-- Begin --

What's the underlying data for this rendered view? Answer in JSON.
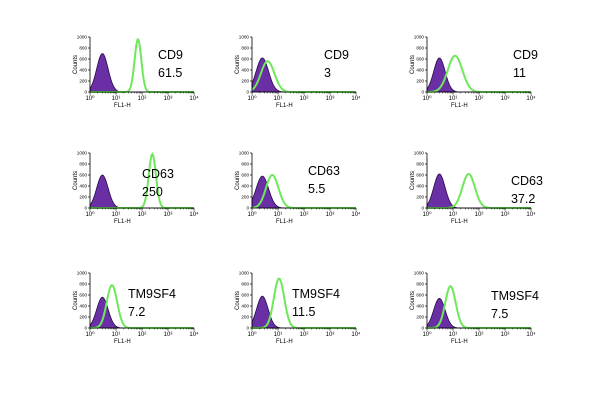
{
  "colors": {
    "isotype_fill": "#6a2fa4",
    "isotype_stroke": "#2a0d4a",
    "marker_line": "#6ee85a",
    "axis": "#000000"
  },
  "axis_text": {
    "ylabel": "Counts",
    "xlabel": "FL1-H"
  },
  "chart_data": [
    {
      "type": "histogram",
      "marker": "CD9",
      "value": "61.5",
      "x_scale": "log",
      "xlim": [
        1,
        10000
      ],
      "ylim": [
        0,
        1000
      ],
      "x_ticks": [
        "10⁰",
        "10¹",
        "10²",
        "10³",
        "10⁴"
      ],
      "y_ticks": [
        "0",
        "200",
        "400",
        "600",
        "800",
        "1000"
      ],
      "xlabel": "FL1-H",
      "ylabel": "Counts",
      "iso_peak": 3,
      "iso_height": 0.7,
      "iso_sigma": 0.22,
      "marker_peak": 70,
      "marker_height": 0.96,
      "marker_sigma": 0.13
    },
    {
      "type": "histogram",
      "marker": "CD9",
      "value": "3",
      "x_scale": "log",
      "xlim": [
        1,
        10000
      ],
      "ylim": [
        0,
        1000
      ],
      "x_ticks": [
        "10⁰",
        "10¹",
        "10²",
        "10³",
        "10⁴"
      ],
      "y_ticks": [
        "0",
        "200",
        "400",
        "600",
        "800",
        "1000"
      ],
      "xlabel": "FL1-H",
      "ylabel": "Counts",
      "iso_peak": 2.5,
      "iso_height": 0.62,
      "iso_sigma": 0.24,
      "marker_peak": 4,
      "marker_height": 0.56,
      "marker_sigma": 0.26
    },
    {
      "type": "histogram",
      "marker": "CD9",
      "value": "11",
      "x_scale": "log",
      "xlim": [
        1,
        10000
      ],
      "ylim": [
        0,
        1000
      ],
      "x_ticks": [
        "10⁰",
        "10¹",
        "10²",
        "10³",
        "10⁴"
      ],
      "y_ticks": [
        "0",
        "200",
        "400",
        "600",
        "800",
        "1000"
      ],
      "xlabel": "FL1-H",
      "ylabel": "Counts",
      "iso_peak": 3,
      "iso_height": 0.62,
      "iso_sigma": 0.22,
      "marker_peak": 12,
      "marker_height": 0.66,
      "marker_sigma": 0.28
    },
    {
      "type": "histogram",
      "marker": "CD63",
      "value": "250",
      "x_scale": "log",
      "xlim": [
        1,
        10000
      ],
      "ylim": [
        0,
        1000
      ],
      "x_ticks": [
        "10⁰",
        "10¹",
        "10²",
        "10³",
        "10⁴"
      ],
      "y_ticks": [
        "0",
        "200",
        "400",
        "600",
        "800",
        "1000"
      ],
      "xlabel": "FL1-H",
      "ylabel": "Counts",
      "iso_peak": 3,
      "iso_height": 0.6,
      "iso_sigma": 0.22,
      "marker_peak": 250,
      "marker_height": 0.98,
      "marker_sigma": 0.14
    },
    {
      "type": "histogram",
      "marker": "CD63",
      "value": "5.5",
      "x_scale": "log",
      "xlim": [
        1,
        10000
      ],
      "ylim": [
        0,
        1000
      ],
      "x_ticks": [
        "10⁰",
        "10¹",
        "10²",
        "10³",
        "10⁴"
      ],
      "y_ticks": [
        "0",
        "200",
        "400",
        "600",
        "800",
        "1000"
      ],
      "xlabel": "FL1-H",
      "ylabel": "Counts",
      "iso_peak": 2.5,
      "iso_height": 0.58,
      "iso_sigma": 0.24,
      "marker_peak": 6,
      "marker_height": 0.6,
      "marker_sigma": 0.24
    },
    {
      "type": "histogram",
      "marker": "CD63",
      "value": "37.2",
      "x_scale": "log",
      "xlim": [
        1,
        10000
      ],
      "ylim": [
        0,
        1000
      ],
      "x_ticks": [
        "10⁰",
        "10¹",
        "10²",
        "10³",
        "10⁴"
      ],
      "y_ticks": [
        "0",
        "200",
        "400",
        "600",
        "800",
        "1000"
      ],
      "xlabel": "FL1-H",
      "ylabel": "Counts",
      "iso_peak": 3,
      "iso_height": 0.62,
      "iso_sigma": 0.22,
      "marker_peak": 40,
      "marker_height": 0.62,
      "marker_sigma": 0.24
    },
    {
      "type": "histogram",
      "marker": "TM9SF4",
      "value": "7.2",
      "x_scale": "log",
      "xlim": [
        1,
        10000
      ],
      "ylim": [
        0,
        1000
      ],
      "x_ticks": [
        "10⁰",
        "10¹",
        "10²",
        "10³",
        "10⁴"
      ],
      "y_ticks": [
        "0",
        "200",
        "400",
        "600",
        "800",
        "1000"
      ],
      "xlabel": "FL1-H",
      "ylabel": "Counts",
      "iso_peak": 3,
      "iso_height": 0.56,
      "iso_sigma": 0.22,
      "marker_peak": 7,
      "marker_height": 0.78,
      "marker_sigma": 0.2
    },
    {
      "type": "histogram",
      "marker": "TM9SF4",
      "value": "11.5",
      "x_scale": "log",
      "xlim": [
        1,
        10000
      ],
      "ylim": [
        0,
        1000
      ],
      "x_ticks": [
        "10⁰",
        "10¹",
        "10²",
        "10³",
        "10⁴"
      ],
      "y_ticks": [
        "0",
        "200",
        "400",
        "600",
        "800",
        "1000"
      ],
      "xlabel": "FL1-H",
      "ylabel": "Counts",
      "iso_peak": 2.5,
      "iso_height": 0.58,
      "iso_sigma": 0.22,
      "marker_peak": 11,
      "marker_height": 0.9,
      "marker_sigma": 0.2
    },
    {
      "type": "histogram",
      "marker": "TM9SF4",
      "value": "7.5",
      "x_scale": "log",
      "xlim": [
        1,
        10000
      ],
      "ylim": [
        0,
        1000
      ],
      "x_ticks": [
        "10⁰",
        "10¹",
        "10²",
        "10³",
        "10⁴"
      ],
      "y_ticks": [
        "0",
        "200",
        "400",
        "600",
        "800",
        "1000"
      ],
      "xlabel": "FL1-H",
      "ylabel": "Counts",
      "iso_peak": 3,
      "iso_height": 0.54,
      "iso_sigma": 0.22,
      "marker_peak": 8,
      "marker_height": 0.76,
      "marker_sigma": 0.2
    }
  ]
}
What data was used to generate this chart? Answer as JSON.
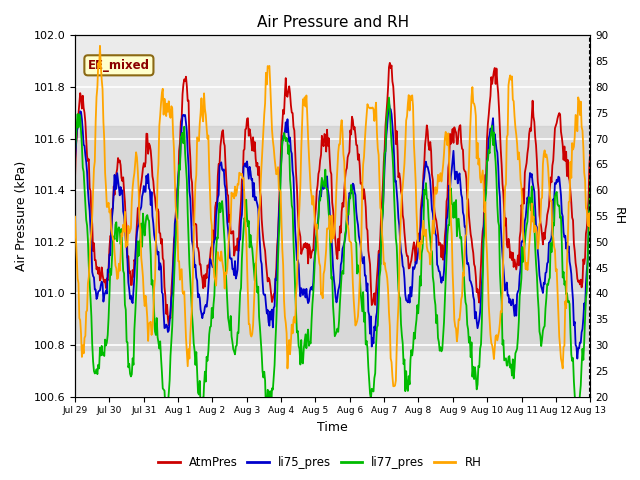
{
  "title": "Air Pressure and RH",
  "xlabel": "Time",
  "ylabel_left": "Air Pressure (kPa)",
  "ylabel_right": "RH",
  "ylim_left": [
    100.6,
    102.0
  ],
  "ylim_right": [
    20,
    90
  ],
  "yticks_left": [
    100.6,
    100.8,
    101.0,
    101.2,
    101.4,
    101.6,
    101.8,
    102.0
  ],
  "yticks_right": [
    20,
    25,
    30,
    35,
    40,
    45,
    50,
    55,
    60,
    65,
    70,
    75,
    80,
    85,
    90
  ],
  "xtick_labels": [
    "Jul 29",
    "Jul 30",
    "Jul 31",
    "Aug 1",
    "Aug 2",
    "Aug 3",
    "Aug 4",
    "Aug 5",
    "Aug 6",
    "Aug 7",
    "Aug 8",
    "Aug 9",
    "Aug 10",
    "Aug 11",
    "Aug 12",
    "Aug 13"
  ],
  "annotation_text": "EE_mixed",
  "annotation_color": "#8B0000",
  "annotation_bg": "#FFFFCC",
  "annotation_border": "#8B6914",
  "colors": {
    "AtmPres": "#CC0000",
    "li75_pres": "#0000CC",
    "li77_pres": "#00BB00",
    "RH": "#FFA500"
  },
  "bg_band_alpha": 0.35,
  "n_points": 600
}
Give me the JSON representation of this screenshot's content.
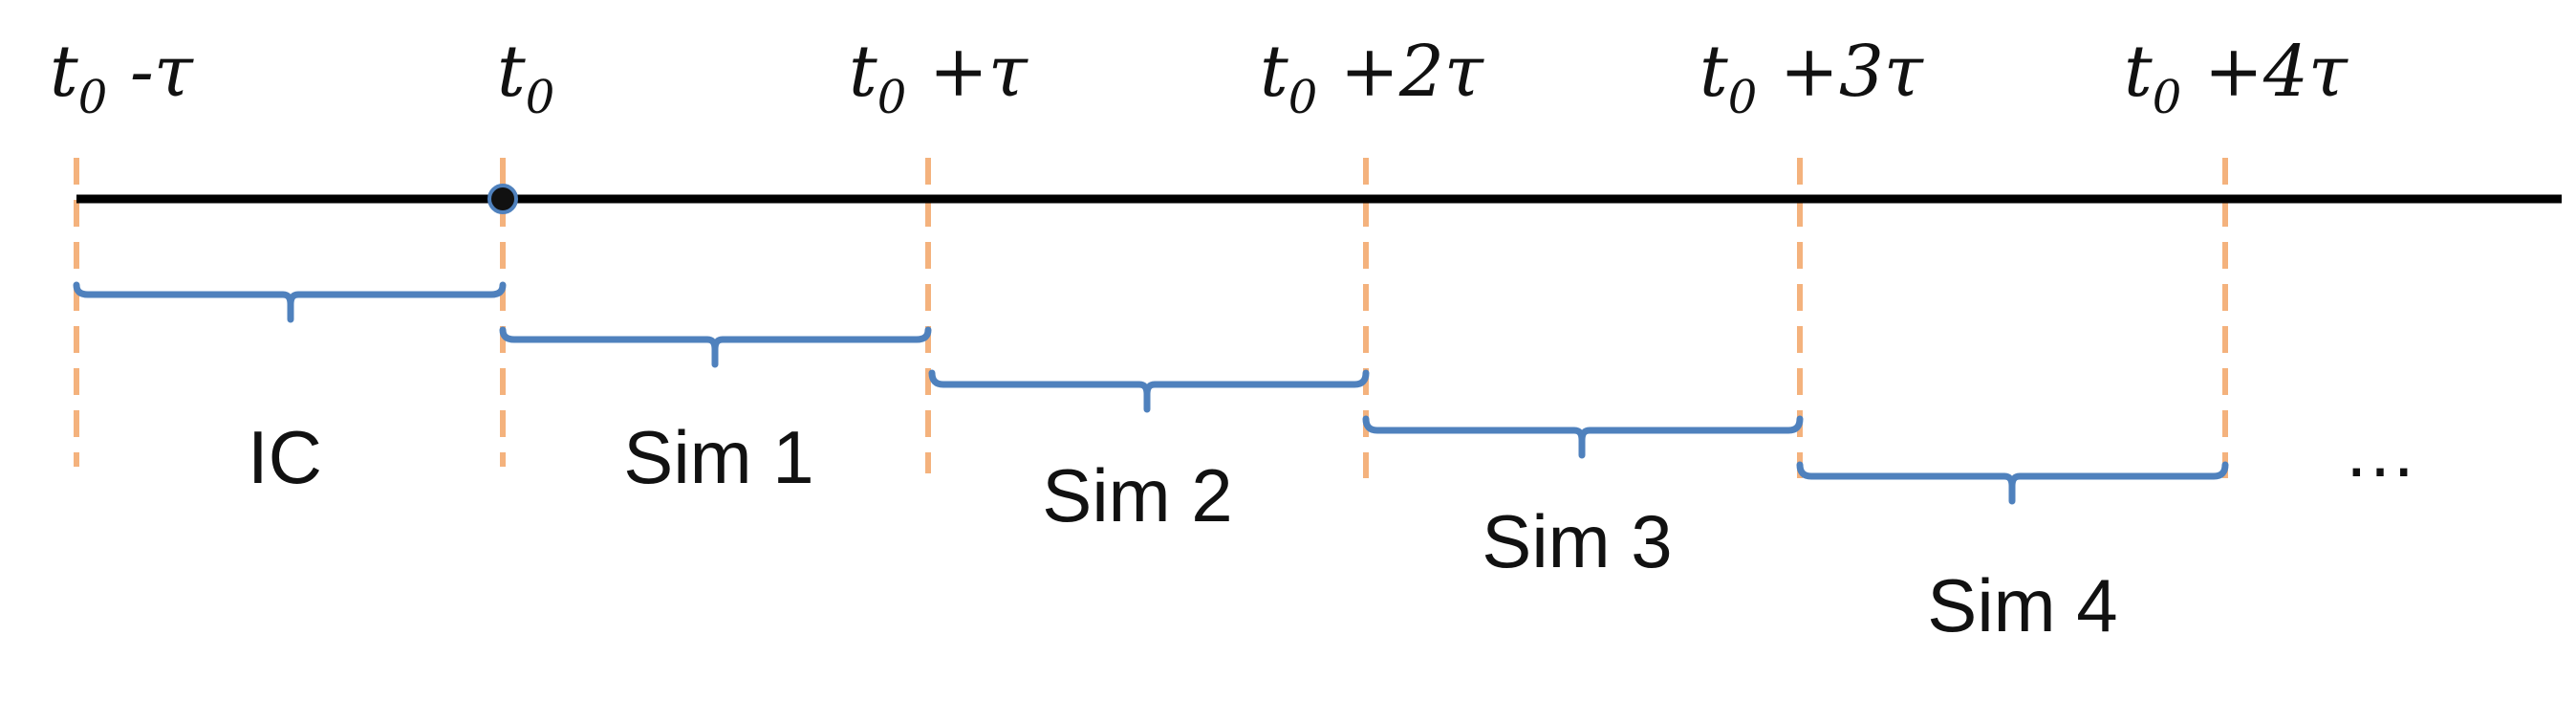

-- End --

Retype the records above exactly, starting at the line that contains "What data was" and going through the last line, and leave out any pictures.

● SOLUTION FOR THIS TASK:
What data was used to generate this chart? Answer as JSON.
{
  "title": "Air Pressure and RH",
  "xlabel": "Time",
  "ylabel_left": "Air Pressure (kPa)",
  "ylabel_right": "RH",
  "ylim_left": [
    100.6,
    102.0
  ],
  "ylim_right": [
    20,
    90
  ],
  "yticks_left": [
    100.6,
    100.8,
    101.0,
    101.2,
    101.4,
    101.6,
    101.8,
    102.0
  ],
  "yticks_right": [
    20,
    25,
    30,
    35,
    40,
    45,
    50,
    55,
    60,
    65,
    70,
    75,
    80,
    85,
    90
  ],
  "xtick_labels": [
    "Jul 29",
    "Jul 30",
    "Jul 31",
    "Aug 1",
    "Aug 2",
    "Aug 3",
    "Aug 4",
    "Aug 5",
    "Aug 6",
    "Aug 7",
    "Aug 8",
    "Aug 9",
    "Aug 10",
    "Aug 11",
    "Aug 12",
    "Aug 13"
  ],
  "annotation_text": "EE_mixed",
  "annotation_color": "#8B0000",
  "annotation_bg": "#FFFFCC",
  "annotation_border": "#8B6914",
  "colors": {
    "AtmPres": "#CC0000",
    "li75_pres": "#0000CC",
    "li77_pres": "#00BB00",
    "RH": "#FFA500"
  },
  "bg_band_alpha": 0.35,
  "n_points": 600
}
Give me the JSON representation of this screenshot's content.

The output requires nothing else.